Text section:
◆ ◆ ◆

By Aleksandr Solzhenitsyn
Translated by H.T. Willets
New York: The Noonday Press, Farrar, Straus and Giroux, 1991
ISBN: 0-374-52195-6
182 pages

Bob Corbett
October 2014

The title is very clear, but I would think few readers would be quite prepared for what follows. This is just exactly like a thoughtful diary of someone who was in prison and decided to give a detailed description of one single day, one that would deal with all that was most typical of the day to day life in a Soviet gulag.

Shukhov (Ivan Denisovich’s everyday name) has been in prison for 8 years. He was given a ten year sentence, which would amount to 3,653 days (with the three extra days for leap years). However, it is never certain that you will even be released at the end of your sentence; they may just decide to add on more time. It is bitter cold in winter. He has his number, Shcha 854 on his wrist.

In his case he didn’t actually commit any crime. The novel is set at the beginning of 1951. He left home in 1941 for the war and was captured by the Germans and eventually escaped. However, when he got home he was accused of being a German spy and sentenced to 10 years in the camp. He’s been there since. He wasn’t a spy, but that didn’t matter in 1941; he was accused of being a spy and it was easier and safer to send him to prison than not.

He was sent to a prison in the bitter cold north of Russia. The narrator emphasizes the terribly difficult situation, yet there are ways one can learn to simply survive, and within that set of unwritten rules they live out their lives day by day. And that is what this novel does: it lays out a typical day. It’s not even the story of a 24 hour day. Rather it is a description of waking up in the morning and it runs until lights out and one can go to sleep at night; perhaps 15 to 17 hours.

◆ ◆ ◆

Stored data:

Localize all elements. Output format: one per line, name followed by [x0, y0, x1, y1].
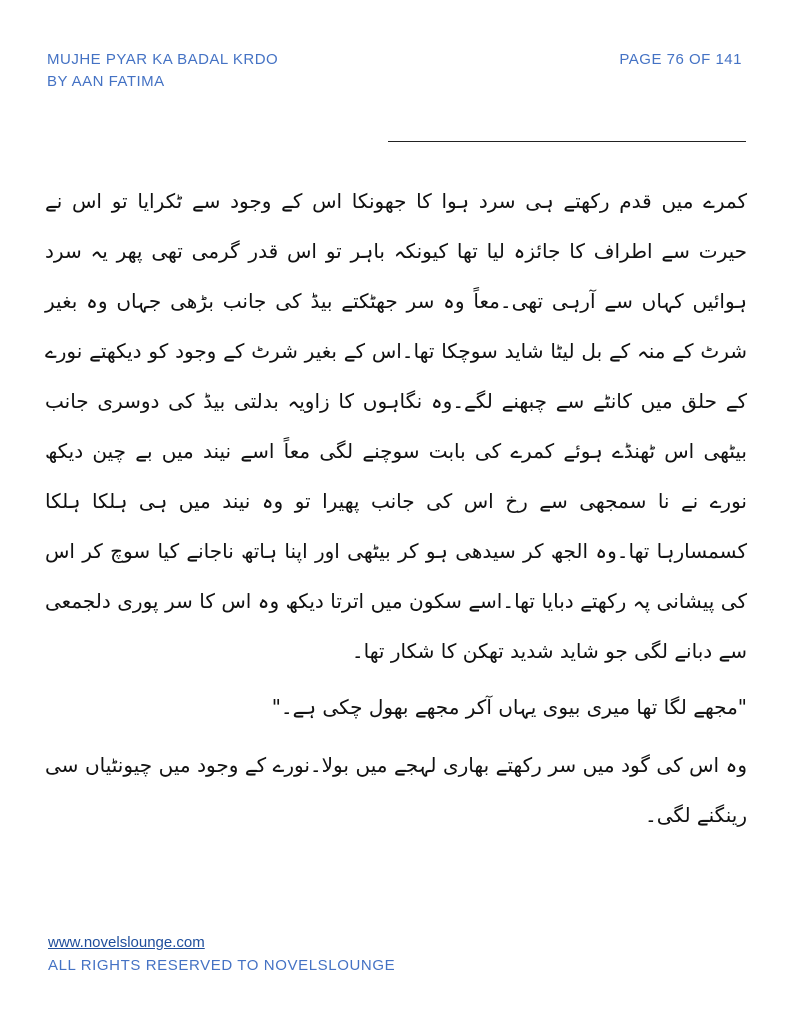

◆ ◆ ◆

Write out the whole Solzhenitsyn novel review above, word for word and in full.

By Aleksandr Solzhenitsyn
Translated by H.T. Willets
New York: The Noonday Press, Farrar, Straus and Giroux, 1991
ISBN: 0-374-52195-6
182 pages

Bob Corbett
October 2014

The title is very clear, but I would think few readers would be quite prepared for what follows. This is just exactly like a thoughtful diary of someone who was in prison and decided to give a detailed description of one single day, one that would deal with all that was most typical of the day to day life in a Soviet gulag.

Shukhov (Ivan Denisovich’s everyday name) has been in prison for 8 years. He was given a ten year sentence, which would amount to 3,653 days (with the three extra days for leap years). However, it is never certain that you will even be released at the end of your sentence; they may just decide to add on more time. It is bitter cold in winter. He has his number, Shcha 854 on his wrist.

In his case he didn’t actually commit any crime. The novel is set at the beginning of 1951. He left home in 1941 for the war and was captured by the Germans and eventually escaped. However, when he got home he was accused of being a German spy and sentenced to 10 years in the camp. He’s been there since. He wasn’t a spy, but that didn’t matter in 1941; he was accused of being a spy and it was easier and safer to send him to prison than not.

He was sent to a prison in the bitter cold north of Russia. The narrator emphasizes the terribly difficult situation, yet there are ways one can learn to simply survive, and within that set of unwritten rules they live out their lives day by day. And that is what this novel does: it lays out a typical day. It’s not even the story of a 24 hour day. Rather it is a description of waking up in the morning and it runs until lights out and one can go to sleep at night; perhaps 15 to 17 hours.